| DATA SHOWN |
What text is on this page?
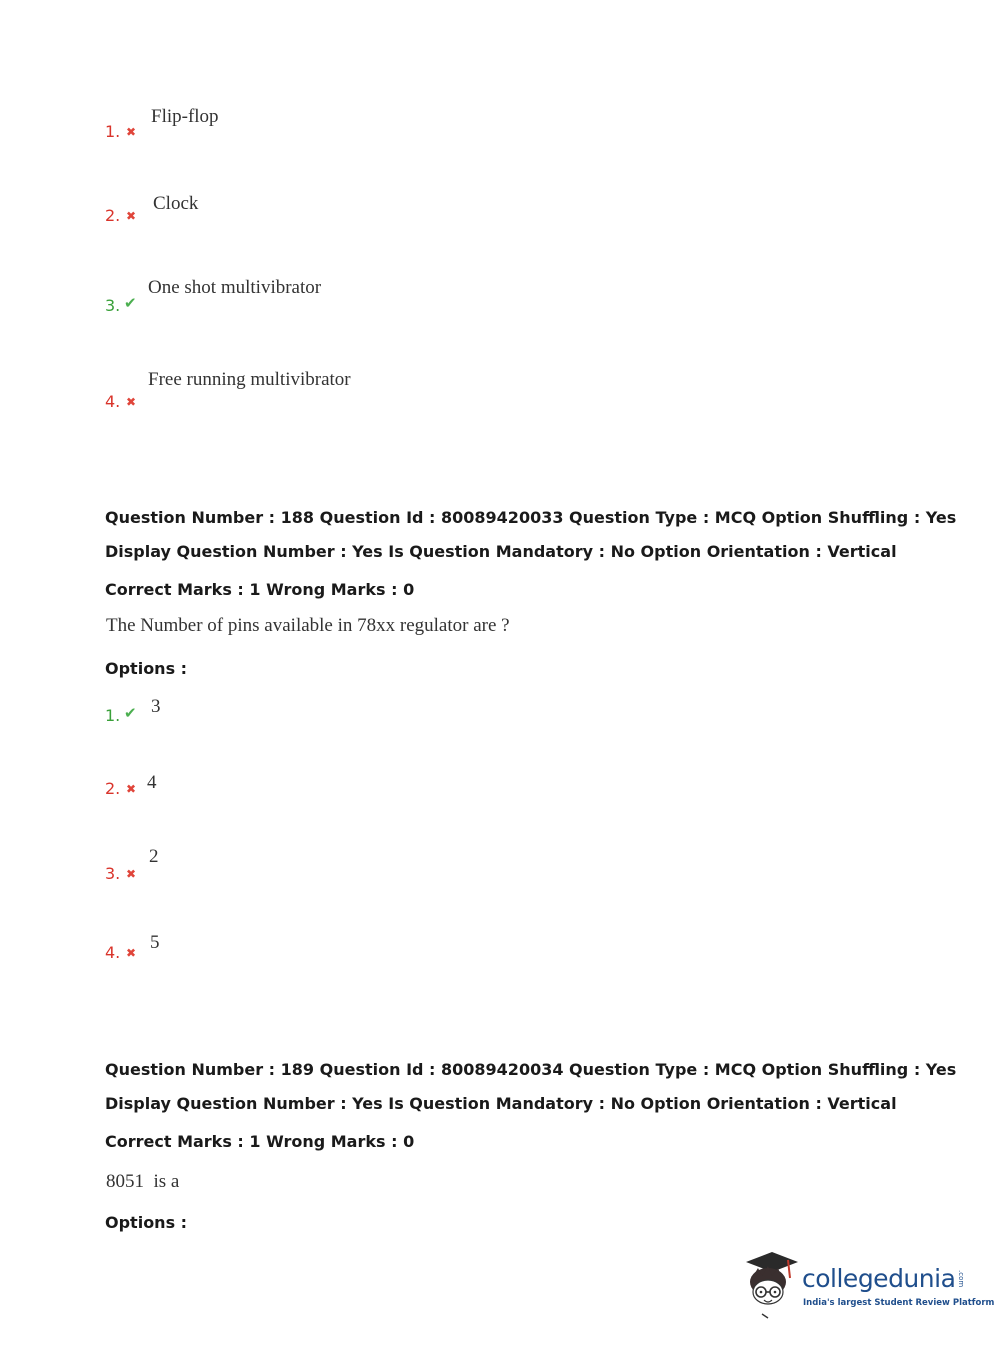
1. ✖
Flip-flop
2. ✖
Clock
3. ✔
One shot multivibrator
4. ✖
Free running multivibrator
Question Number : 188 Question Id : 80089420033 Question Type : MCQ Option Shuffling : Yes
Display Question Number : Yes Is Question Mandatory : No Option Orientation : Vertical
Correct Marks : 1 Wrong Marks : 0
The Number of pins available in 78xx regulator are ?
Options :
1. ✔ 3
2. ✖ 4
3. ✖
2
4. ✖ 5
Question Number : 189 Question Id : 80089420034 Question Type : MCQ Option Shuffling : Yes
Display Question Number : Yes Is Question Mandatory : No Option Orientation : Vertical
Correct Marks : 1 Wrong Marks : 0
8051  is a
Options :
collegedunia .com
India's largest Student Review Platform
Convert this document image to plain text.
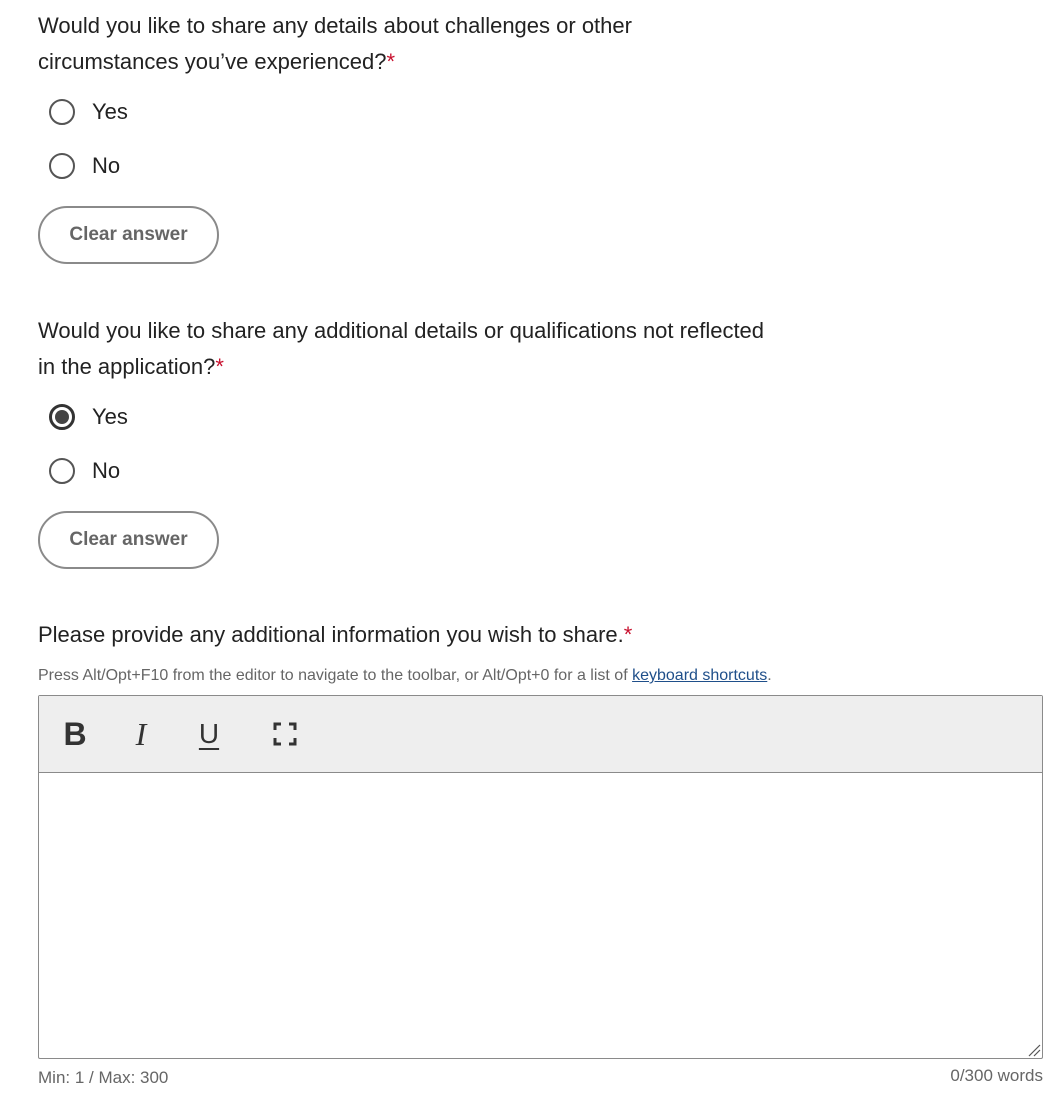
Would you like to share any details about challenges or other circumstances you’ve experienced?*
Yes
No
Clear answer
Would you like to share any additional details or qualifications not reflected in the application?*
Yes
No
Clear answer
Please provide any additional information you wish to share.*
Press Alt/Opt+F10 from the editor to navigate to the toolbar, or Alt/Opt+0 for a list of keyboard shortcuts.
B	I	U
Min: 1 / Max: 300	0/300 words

| EXERCISE OBJECTIVE |
All the lines above are to be given again exactly as they read, with the pictures removed.

| IN RESPONSE |
What text is on this page?
1. ✖
Flip-flop
2. ✖
Clock
3. ✔
One shot multivibrator
4. ✖
Free running multivibrator
Question Number : 188 Question Id : 80089420033 Question Type : MCQ Option Shuffling : Yes
Display Question Number : Yes Is Question Mandatory : No Option Orientation : Vertical
Correct Marks : 1 Wrong Marks : 0
The Number of pins available in 78xx regulator are ?
Options :
1. ✔ 3
2. ✖ 4
3. ✖
2
4. ✖ 5
Question Number : 189 Question Id : 80089420034 Question Type : MCQ Option Shuffling : Yes
Display Question Number : Yes Is Question Mandatory : No Option Orientation : Vertical
Correct Marks : 1 Wrong Marks : 0
8051  is a
Options :
collegedunia .com
India's largest Student Review Platform
Convert this document image to plain text.
Would you like to share any details about challenges or other circumstances you’ve experienced?*
Yes
No
Clear answer
Would you like to share any additional details or qualifications not reflected in the application?*
Yes
No
Clear answer
Please provide any additional information you wish to share.*
Press Alt/Opt+F10 from the editor to navigate to the toolbar, or Alt/Opt+0 for a list of keyboard shortcuts.
B	I	U
Min: 1 / Max: 300	0/300 words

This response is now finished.